▶ [TASK DETAILS]: Take the material below and write it all out again exactly.

▶ [GIVEN RECORDS]:
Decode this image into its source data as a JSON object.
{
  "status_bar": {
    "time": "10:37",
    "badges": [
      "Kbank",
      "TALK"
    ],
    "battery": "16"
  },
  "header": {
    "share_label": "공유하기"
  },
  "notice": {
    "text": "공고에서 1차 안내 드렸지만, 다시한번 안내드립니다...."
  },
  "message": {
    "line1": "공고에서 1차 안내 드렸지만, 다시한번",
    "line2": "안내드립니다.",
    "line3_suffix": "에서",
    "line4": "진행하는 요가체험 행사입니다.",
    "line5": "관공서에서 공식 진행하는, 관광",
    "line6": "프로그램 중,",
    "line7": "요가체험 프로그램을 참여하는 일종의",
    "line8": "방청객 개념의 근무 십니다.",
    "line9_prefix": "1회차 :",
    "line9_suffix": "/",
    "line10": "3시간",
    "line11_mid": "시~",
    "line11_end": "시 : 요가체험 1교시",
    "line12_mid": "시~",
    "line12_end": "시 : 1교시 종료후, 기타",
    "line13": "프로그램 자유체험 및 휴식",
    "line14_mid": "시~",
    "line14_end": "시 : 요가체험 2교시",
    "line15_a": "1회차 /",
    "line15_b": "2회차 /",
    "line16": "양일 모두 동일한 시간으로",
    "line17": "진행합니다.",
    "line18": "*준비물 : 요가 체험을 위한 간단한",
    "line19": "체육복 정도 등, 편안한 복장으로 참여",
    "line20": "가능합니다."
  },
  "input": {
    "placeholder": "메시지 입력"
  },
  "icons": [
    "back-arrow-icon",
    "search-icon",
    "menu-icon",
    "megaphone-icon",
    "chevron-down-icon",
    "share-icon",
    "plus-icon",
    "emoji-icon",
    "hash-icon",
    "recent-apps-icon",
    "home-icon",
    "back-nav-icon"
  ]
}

▶ [SOLUTION TO THIS PROBLEM]:
Decode this image into its source data as a JSON object.
{
  "status_bar": {
    "time": "10:37",
    "badges": [
      "Kbank",
      "TALK"
    ],
    "battery": "16"
  },
  "header": {
    "share_label": "공유하기"
  },
  "notice": {
    "text": "공고에서 1차 안내 드렸지만, 다시한번 안내드립니다...."
  },
  "message": {
    "line1": "공고에서 1차 안내 드렸지만, 다시한번",
    "line2": "안내드립니다.",
    "line3_suffix": "에서",
    "line4": "진행하는 요가체험 행사입니다.",
    "line5": "관공서에서 공식 진행하는, 관광",
    "line6": "프로그램 중,",
    "line7": "요가체험 프로그램을 참여하는 일종의",
    "line8": "방청객 개념의 근무 십니다.",
    "line9_prefix": "1회차 :",
    "line9_suffix": "/",
    "line10": "3시간",
    "line11_mid": "시~",
    "line11_end": "시 : 요가체험 1교시",
    "line12_mid": "시~",
    "line12_end": "시 : 1교시 종료후, 기타",
    "line13": "프로그램 자유체험 및 휴식",
    "line14_mid": "시~",
    "line14_end": "시 : 요가체험 2교시",
    "line15_a": "1회차 /",
    "line15_b": "2회차 /",
    "line16": "양일 모두 동일한 시간으로",
    "line17": "진행합니다.",
    "line18": "*준비물 : 요가 체험을 위한 간단한",
    "line19": "체육복 정도 등, 편안한 복장으로 참여",
    "line20": "가능합니다."
  },
  "input": {
    "placeholder": "메시지 입력"
  },
  "icons": [
    "back-arrow-icon",
    "search-icon",
    "menu-icon",
    "megaphone-icon",
    "chevron-down-icon",
    "share-icon",
    "plus-icon",
    "emoji-icon",
    "hash-icon",
    "recent-apps-icon",
    "home-icon",
    "back-nav-icon"
  ]
}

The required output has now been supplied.